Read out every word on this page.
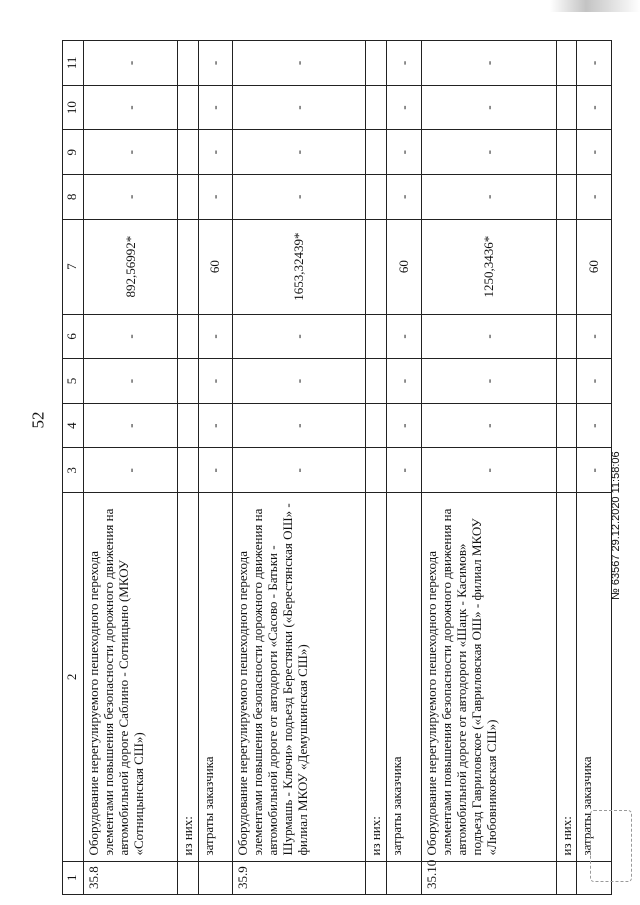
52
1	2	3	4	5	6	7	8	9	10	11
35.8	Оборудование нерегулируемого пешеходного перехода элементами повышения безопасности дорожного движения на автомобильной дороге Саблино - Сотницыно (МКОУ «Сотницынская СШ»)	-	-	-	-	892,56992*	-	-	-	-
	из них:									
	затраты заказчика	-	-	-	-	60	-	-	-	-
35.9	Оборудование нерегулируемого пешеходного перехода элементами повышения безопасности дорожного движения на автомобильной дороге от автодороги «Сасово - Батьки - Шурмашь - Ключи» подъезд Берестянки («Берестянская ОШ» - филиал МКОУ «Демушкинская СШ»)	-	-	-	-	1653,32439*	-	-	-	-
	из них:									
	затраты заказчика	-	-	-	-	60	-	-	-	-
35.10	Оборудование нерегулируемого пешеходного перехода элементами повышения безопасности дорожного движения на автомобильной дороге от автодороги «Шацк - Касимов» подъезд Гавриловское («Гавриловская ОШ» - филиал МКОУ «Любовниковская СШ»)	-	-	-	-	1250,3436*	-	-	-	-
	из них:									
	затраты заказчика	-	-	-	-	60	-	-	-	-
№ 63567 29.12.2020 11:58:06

# # # #

> _Task to carry out_
Your copy should match the entries exactly, minus the pictures.

> _Written solution_
Read out every word on this page.
52
1	2	3	4	5	6	7	8	9	10	11
35.8	Оборудование нерегулируемого пешеходного перехода элементами повышения безопасности дорожного движения на автомобильной дороге Саблино - Сотницыно (МКОУ «Сотницынская СШ»)	-	-	-	-	892,56992*	-	-	-	-
	из них:									
	затраты заказчика	-	-	-	-	60	-	-	-	-
35.9	Оборудование нерегулируемого пешеходного перехода элементами повышения безопасности дорожного движения на автомобильной дороге от автодороги «Сасово - Батьки - Шурмашь - Ключи» подъезд Берестянки («Берестянская ОШ» - филиал МКОУ «Демушкинская СШ»)	-	-	-	-	1653,32439*	-	-	-	-
	из них:									
	затраты заказчика	-	-	-	-	60	-	-	-	-
35.10	Оборудование нерегулируемого пешеходного перехода элементами повышения безопасности дорожного движения на автомобильной дороге от автодороги «Шацк - Касимов» подъезд Гавриловское («Гавриловская ОШ» - филиал МКОУ «Любовниковская СШ»)	-	-	-	-	1250,3436*	-	-	-	-
	из них:									
	затраты заказчика	-	-	-	-	60	-	-	-	-
№ 63567 29.12.2020 11:58:06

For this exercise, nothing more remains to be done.